### Raw records

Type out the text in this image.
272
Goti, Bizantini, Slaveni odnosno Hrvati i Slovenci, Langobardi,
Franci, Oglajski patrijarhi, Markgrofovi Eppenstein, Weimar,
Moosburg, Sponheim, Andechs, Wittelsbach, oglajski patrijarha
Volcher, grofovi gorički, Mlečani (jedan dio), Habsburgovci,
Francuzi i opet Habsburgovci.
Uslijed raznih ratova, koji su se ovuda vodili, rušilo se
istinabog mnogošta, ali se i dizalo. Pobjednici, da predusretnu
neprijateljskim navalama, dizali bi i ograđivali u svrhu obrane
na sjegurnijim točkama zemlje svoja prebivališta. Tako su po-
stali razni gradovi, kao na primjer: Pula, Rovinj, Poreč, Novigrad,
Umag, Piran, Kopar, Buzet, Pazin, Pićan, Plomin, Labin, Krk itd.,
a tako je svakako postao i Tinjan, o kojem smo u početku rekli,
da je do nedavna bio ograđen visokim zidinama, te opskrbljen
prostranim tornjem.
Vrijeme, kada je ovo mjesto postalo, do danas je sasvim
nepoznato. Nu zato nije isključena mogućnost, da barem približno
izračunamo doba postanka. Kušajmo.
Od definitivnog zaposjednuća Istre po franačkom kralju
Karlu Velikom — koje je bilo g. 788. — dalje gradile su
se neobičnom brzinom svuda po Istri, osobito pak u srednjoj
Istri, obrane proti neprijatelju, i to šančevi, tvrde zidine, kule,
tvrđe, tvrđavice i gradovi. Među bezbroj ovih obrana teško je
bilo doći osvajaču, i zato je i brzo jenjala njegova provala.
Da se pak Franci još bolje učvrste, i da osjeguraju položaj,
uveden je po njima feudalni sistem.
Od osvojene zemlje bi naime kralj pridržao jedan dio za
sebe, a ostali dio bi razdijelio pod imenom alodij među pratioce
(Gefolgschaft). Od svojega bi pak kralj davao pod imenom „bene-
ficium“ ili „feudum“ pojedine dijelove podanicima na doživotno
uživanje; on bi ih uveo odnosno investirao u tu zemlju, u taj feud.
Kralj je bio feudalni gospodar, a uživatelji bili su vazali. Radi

######

_Task brief_:
Above are some records. Print them all exactly.

_In response_:
Type out the text in this image.
272
Goti, Bizantini, Slaveni odnosno Hrvati i Slovenci, Langobardi,
Franci, Oglajski patrijarhi, Markgrofovi Eppenstein, Weimar,
Moosburg, Sponheim, Andechs, Wittelsbach, oglajski patrijarha
Volcher, grofovi gorički, Mlečani (jedan dio), Habsburgovci,
Francuzi i opet Habsburgovci.
Uslijed raznih ratova, koji su se ovuda vodili, rušilo se
istinabog mnogošta, ali se i dizalo. Pobjednici, da predusretnu
neprijateljskim navalama, dizali bi i ograđivali u svrhu obrane
na sjegurnijim točkama zemlje svoja prebivališta. Tako su po-
stali razni gradovi, kao na primjer: Pula, Rovinj, Poreč, Novigrad,
Umag, Piran, Kopar, Buzet, Pazin, Pićan, Plomin, Labin, Krk itd.,
a tako je svakako postao i Tinjan, o kojem smo u početku rekli,
da je do nedavna bio ograđen visokim zidinama, te opskrbljen
prostranim tornjem.
Vrijeme, kada je ovo mjesto postalo, do danas je sasvim
nepoznato. Nu zato nije isključena mogućnost, da barem približno
izračunamo doba postanka. Kušajmo.
Od definitivnog zaposjednuća Istre po franačkom kralju
Karlu Velikom — koje je bilo g. 788. — dalje gradile su
se neobičnom brzinom svuda po Istri, osobito pak u srednjoj
Istri, obrane proti neprijatelju, i to šančevi, tvrde zidine, kule,
tvrđe, tvrđavice i gradovi. Među bezbroj ovih obrana teško je
bilo doći osvajaču, i zato je i brzo jenjala njegova provala.
Da se pak Franci još bolje učvrste, i da osjeguraju položaj,
uveden je po njima feudalni sistem.
Od osvojene zemlje bi naime kralj pridržao jedan dio za
sebe, a ostali dio bi razdijelio pod imenom alodij među pratioce
(Gefolgschaft). Od svojega bi pak kralj davao pod imenom „bene-
ficium“ ili „feudum“ pojedine dijelove podanicima na doživotno
uživanje; on bi ih uveo odnosno investirao u tu zemlju, u taj feud.
Kralj je bio feudalni gospodar, a uživatelji bili su vazali. Radi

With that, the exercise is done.